Tally the lines holding "März" and state only that figure.

-- BEGIN --

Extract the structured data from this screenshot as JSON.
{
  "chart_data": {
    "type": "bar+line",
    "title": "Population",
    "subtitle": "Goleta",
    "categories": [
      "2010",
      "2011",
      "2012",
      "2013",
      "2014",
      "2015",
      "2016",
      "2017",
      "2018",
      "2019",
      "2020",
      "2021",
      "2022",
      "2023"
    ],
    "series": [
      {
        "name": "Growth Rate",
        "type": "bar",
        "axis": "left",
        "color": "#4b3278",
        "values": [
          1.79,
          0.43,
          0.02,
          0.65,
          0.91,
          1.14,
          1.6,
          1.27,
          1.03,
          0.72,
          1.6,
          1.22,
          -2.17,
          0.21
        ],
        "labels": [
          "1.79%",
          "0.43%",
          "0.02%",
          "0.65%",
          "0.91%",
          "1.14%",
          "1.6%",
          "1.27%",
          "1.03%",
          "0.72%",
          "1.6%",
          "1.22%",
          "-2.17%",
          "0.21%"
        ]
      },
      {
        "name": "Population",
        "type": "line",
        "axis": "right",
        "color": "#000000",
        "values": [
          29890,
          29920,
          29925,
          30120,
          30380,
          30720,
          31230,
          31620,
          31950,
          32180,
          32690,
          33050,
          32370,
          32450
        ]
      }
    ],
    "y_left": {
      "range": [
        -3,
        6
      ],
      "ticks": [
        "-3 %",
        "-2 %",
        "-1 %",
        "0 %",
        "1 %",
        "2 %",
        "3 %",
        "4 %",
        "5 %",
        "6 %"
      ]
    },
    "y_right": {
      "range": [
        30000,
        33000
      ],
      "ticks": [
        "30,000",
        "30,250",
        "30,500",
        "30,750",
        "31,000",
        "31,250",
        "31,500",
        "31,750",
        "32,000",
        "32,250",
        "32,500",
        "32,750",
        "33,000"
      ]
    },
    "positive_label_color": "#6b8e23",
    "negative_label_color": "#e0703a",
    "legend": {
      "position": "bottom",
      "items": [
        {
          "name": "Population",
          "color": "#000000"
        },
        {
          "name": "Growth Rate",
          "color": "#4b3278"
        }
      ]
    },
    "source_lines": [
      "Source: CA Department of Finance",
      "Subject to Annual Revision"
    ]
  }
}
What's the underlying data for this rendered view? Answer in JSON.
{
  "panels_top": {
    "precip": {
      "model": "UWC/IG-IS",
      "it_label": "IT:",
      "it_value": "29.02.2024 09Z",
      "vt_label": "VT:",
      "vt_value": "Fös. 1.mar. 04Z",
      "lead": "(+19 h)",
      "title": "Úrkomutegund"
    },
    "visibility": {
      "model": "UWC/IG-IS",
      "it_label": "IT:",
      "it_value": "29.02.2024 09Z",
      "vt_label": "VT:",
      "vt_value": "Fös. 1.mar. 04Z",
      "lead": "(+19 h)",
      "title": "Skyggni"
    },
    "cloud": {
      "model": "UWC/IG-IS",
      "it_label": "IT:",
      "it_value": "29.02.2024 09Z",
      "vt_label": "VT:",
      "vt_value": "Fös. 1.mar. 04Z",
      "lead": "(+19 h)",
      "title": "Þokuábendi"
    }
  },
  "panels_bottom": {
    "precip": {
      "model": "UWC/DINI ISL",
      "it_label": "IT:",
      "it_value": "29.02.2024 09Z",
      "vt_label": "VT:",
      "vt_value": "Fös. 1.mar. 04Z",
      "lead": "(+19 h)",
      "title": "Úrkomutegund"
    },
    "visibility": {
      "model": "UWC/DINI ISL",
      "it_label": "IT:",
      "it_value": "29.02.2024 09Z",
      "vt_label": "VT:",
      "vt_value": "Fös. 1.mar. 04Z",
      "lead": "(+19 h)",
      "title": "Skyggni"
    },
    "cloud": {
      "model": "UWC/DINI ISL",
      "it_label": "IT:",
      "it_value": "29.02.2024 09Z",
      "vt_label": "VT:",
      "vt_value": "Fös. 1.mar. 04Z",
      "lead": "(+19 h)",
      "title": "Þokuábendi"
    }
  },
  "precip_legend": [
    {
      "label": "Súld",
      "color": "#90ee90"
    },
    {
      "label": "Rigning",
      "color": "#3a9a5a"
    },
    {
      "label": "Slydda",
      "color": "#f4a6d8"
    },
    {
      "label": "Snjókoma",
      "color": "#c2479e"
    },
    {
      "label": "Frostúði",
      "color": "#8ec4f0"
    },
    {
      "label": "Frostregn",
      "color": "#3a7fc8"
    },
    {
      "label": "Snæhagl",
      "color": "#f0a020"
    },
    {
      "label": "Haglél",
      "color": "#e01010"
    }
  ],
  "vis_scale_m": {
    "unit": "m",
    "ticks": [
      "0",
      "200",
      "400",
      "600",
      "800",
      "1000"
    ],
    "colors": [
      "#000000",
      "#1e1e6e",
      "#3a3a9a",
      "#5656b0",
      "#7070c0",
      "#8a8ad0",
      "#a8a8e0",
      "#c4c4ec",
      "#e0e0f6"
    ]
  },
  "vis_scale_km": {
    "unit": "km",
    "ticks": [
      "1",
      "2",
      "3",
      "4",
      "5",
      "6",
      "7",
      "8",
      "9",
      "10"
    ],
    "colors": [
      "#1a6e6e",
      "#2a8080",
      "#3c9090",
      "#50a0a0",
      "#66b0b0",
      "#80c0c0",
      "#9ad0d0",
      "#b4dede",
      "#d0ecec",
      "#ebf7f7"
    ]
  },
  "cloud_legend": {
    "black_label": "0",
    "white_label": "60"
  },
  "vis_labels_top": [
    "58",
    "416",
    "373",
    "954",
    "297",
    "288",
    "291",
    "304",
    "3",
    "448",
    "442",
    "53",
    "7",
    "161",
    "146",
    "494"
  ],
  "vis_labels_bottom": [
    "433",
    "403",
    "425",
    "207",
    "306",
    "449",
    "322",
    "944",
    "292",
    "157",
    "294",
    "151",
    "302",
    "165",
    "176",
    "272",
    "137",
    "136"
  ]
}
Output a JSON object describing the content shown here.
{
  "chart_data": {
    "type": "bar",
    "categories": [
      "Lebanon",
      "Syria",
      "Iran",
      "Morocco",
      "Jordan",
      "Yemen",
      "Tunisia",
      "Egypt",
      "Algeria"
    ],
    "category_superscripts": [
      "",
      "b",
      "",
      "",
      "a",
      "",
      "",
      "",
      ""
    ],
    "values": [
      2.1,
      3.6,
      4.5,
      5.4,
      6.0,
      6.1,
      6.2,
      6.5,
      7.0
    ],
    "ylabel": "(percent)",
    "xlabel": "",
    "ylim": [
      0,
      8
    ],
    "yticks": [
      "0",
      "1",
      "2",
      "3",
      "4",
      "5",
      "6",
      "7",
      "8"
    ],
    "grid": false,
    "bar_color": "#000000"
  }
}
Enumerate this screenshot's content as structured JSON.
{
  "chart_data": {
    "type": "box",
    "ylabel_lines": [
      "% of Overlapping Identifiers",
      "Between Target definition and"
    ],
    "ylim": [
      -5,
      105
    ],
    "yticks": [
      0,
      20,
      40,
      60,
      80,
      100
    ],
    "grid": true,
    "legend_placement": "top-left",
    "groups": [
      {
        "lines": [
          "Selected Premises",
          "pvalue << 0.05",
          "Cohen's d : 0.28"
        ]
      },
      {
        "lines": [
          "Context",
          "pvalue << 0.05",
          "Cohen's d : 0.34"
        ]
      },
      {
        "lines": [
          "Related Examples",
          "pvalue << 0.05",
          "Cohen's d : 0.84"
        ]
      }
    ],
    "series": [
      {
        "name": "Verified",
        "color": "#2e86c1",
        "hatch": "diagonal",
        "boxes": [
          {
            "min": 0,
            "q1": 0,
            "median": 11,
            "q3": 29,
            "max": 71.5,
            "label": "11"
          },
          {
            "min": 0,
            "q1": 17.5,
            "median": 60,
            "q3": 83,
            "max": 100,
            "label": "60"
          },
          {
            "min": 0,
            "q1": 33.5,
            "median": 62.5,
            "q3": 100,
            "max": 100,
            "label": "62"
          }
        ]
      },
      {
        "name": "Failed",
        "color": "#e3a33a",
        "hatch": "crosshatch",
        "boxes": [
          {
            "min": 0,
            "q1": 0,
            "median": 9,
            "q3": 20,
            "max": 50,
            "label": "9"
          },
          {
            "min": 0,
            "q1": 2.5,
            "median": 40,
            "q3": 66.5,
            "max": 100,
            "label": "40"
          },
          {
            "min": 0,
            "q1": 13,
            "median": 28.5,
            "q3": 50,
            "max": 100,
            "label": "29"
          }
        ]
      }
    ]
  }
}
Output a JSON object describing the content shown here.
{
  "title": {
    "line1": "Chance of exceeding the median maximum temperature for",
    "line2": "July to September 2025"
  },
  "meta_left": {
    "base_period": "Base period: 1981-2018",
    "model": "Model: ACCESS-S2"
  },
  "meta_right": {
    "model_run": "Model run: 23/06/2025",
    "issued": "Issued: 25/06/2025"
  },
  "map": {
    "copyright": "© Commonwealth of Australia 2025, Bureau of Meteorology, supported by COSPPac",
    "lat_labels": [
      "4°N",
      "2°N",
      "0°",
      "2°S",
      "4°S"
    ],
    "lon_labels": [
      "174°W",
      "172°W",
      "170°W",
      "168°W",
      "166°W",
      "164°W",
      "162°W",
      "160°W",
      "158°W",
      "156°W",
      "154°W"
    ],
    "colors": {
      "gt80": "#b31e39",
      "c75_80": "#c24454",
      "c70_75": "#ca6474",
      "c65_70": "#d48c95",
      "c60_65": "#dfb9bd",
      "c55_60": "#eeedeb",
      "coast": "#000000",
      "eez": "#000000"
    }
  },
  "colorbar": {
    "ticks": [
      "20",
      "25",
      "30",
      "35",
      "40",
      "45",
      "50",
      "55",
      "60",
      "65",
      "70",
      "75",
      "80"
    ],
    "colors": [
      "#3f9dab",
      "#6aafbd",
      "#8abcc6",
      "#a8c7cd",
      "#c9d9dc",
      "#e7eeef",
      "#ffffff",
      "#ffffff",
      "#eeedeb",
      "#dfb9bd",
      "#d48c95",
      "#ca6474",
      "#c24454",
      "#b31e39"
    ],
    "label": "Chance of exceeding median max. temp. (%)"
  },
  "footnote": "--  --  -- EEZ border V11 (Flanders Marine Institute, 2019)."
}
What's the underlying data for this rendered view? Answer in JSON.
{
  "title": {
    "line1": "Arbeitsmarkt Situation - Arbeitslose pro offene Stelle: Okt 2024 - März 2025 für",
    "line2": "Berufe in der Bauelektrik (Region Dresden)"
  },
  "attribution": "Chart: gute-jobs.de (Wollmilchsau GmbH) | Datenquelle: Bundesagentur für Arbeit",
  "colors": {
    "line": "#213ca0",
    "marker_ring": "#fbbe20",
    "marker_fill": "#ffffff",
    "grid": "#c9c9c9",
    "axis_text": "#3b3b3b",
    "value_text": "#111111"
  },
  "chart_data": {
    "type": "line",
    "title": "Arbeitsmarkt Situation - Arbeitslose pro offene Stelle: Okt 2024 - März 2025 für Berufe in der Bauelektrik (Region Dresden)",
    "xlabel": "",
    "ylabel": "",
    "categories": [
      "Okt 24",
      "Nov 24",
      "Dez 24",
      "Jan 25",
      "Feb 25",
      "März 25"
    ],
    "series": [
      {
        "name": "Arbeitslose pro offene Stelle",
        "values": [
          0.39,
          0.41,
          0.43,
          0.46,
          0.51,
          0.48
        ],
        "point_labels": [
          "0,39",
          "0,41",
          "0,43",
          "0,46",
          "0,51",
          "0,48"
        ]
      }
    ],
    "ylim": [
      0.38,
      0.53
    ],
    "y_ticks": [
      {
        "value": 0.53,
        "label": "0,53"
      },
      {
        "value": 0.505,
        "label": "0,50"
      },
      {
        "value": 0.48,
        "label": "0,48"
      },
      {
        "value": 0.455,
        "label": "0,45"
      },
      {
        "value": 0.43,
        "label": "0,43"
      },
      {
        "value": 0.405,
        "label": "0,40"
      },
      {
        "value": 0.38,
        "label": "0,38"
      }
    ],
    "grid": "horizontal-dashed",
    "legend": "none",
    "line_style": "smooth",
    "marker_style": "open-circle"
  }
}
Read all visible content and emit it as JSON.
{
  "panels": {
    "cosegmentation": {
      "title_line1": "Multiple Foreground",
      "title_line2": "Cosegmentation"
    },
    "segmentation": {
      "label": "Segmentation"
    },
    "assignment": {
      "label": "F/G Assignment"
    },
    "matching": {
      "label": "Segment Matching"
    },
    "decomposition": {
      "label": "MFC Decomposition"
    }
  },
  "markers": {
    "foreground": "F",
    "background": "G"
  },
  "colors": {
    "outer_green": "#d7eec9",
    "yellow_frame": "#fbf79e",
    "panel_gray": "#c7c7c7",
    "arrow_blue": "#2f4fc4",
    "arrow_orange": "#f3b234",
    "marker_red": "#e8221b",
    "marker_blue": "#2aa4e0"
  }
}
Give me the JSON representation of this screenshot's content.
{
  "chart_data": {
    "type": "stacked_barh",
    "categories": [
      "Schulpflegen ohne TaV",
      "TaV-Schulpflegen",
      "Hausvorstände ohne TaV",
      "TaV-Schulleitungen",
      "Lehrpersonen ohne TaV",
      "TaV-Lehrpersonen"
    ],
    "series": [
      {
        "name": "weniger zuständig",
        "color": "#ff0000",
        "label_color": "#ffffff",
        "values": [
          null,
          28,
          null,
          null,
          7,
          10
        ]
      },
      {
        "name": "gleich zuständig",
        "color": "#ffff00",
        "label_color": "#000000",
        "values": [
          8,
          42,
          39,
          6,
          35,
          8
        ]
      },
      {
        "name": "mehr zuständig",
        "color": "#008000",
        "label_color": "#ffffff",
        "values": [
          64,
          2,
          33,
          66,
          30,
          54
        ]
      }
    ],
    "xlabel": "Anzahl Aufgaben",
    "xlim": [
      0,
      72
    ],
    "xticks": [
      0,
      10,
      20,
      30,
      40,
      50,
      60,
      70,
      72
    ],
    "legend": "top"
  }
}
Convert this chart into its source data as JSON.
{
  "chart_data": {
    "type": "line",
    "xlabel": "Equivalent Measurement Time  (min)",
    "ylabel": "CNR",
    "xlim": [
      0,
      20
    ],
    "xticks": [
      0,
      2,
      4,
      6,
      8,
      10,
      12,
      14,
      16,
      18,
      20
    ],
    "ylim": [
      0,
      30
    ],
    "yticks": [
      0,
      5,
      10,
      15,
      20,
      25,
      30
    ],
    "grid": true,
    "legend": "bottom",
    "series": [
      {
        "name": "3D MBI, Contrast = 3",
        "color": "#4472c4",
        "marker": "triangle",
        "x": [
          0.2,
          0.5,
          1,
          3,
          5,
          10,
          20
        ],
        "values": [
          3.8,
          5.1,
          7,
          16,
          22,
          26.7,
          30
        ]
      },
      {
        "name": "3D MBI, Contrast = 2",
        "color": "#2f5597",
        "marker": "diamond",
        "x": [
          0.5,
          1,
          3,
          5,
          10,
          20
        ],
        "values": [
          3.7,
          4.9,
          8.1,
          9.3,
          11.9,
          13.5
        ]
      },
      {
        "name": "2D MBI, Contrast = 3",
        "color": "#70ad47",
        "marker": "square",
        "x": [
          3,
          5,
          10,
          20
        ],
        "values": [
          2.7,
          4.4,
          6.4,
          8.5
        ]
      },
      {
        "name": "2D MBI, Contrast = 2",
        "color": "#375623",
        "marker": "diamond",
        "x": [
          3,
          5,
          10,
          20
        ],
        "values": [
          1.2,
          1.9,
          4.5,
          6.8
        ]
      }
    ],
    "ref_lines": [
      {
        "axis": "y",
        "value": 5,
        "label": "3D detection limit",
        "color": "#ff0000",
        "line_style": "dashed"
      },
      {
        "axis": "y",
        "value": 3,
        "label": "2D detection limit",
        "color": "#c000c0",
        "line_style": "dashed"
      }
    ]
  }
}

-- END --

THE COMPLETED TASK:
3